What is needed:
Below are entries; tally how many lines hold the string "Smith" and answer with only that figure.

Extracted information:

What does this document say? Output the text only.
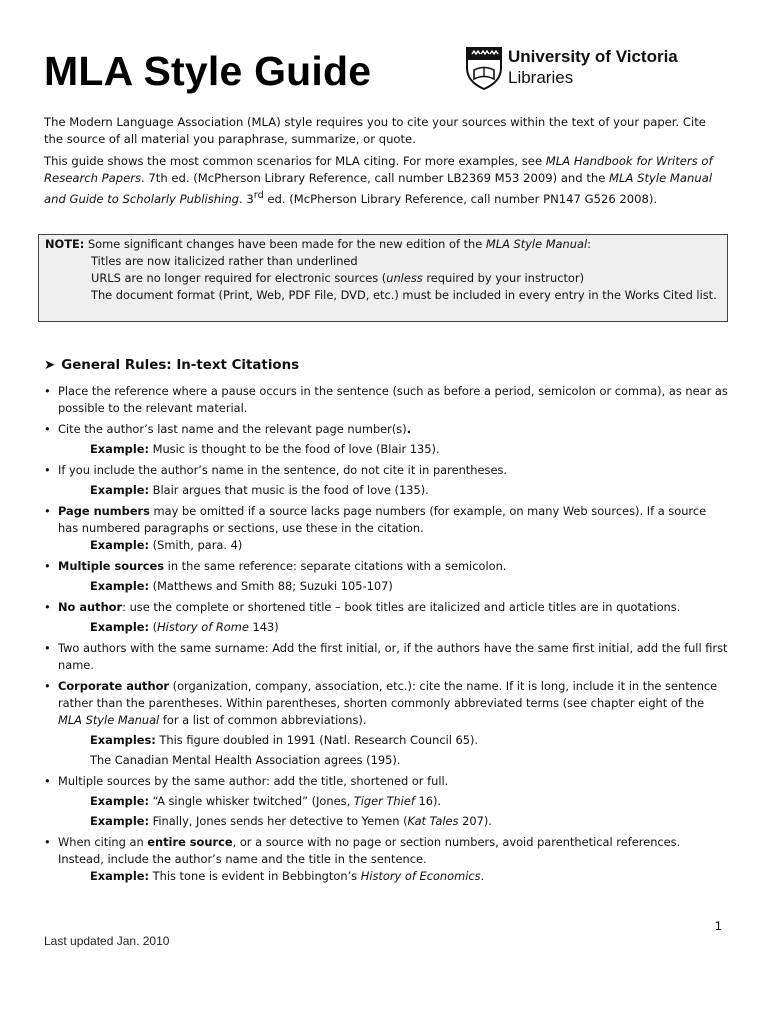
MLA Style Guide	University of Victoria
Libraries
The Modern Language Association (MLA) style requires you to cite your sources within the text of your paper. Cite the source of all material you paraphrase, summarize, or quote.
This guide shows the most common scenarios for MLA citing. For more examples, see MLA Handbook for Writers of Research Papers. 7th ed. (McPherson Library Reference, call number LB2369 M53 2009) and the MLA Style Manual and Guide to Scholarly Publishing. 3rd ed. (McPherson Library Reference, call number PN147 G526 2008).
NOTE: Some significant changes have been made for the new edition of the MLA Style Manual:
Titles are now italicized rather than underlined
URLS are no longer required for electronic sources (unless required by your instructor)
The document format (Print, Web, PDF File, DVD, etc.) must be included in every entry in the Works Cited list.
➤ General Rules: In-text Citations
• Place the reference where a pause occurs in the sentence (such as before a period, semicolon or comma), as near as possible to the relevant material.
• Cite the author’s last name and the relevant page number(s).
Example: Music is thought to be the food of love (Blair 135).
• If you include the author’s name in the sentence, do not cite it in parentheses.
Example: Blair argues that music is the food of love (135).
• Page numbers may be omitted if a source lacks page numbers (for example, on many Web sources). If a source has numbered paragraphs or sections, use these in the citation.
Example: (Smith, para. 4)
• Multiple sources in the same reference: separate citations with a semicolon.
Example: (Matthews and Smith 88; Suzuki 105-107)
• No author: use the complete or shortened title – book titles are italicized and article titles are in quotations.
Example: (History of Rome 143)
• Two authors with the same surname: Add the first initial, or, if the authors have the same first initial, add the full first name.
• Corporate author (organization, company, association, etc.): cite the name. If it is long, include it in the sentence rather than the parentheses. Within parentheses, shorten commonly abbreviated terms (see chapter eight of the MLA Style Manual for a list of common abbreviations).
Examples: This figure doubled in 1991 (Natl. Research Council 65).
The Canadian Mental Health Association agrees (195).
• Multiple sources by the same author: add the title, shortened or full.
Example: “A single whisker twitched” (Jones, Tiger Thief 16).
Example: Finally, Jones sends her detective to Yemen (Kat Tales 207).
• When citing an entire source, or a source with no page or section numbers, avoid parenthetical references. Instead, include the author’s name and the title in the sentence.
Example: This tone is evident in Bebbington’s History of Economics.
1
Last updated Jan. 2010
---
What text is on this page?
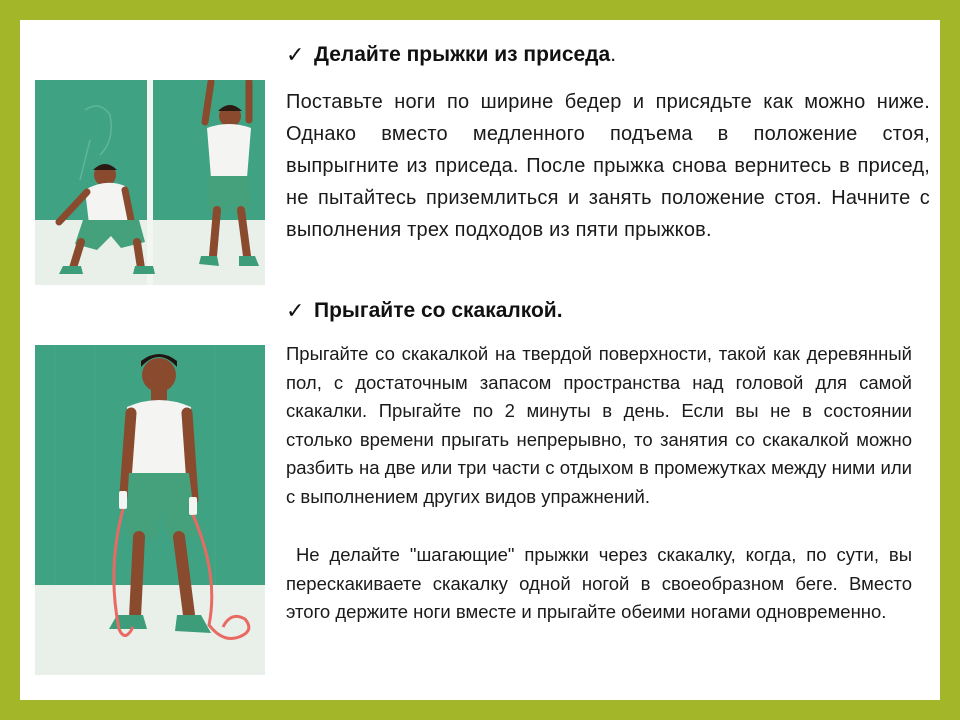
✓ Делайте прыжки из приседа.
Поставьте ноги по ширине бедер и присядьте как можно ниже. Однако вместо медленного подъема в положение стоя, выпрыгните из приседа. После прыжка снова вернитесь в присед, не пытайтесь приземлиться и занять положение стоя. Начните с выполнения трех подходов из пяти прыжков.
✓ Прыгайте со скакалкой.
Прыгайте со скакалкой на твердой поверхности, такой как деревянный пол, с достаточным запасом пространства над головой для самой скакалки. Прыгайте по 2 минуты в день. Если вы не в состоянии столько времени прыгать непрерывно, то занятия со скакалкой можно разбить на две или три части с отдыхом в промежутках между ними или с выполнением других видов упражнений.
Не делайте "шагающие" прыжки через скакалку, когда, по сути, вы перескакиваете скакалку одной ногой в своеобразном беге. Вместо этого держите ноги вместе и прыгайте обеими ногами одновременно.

The completed task:
2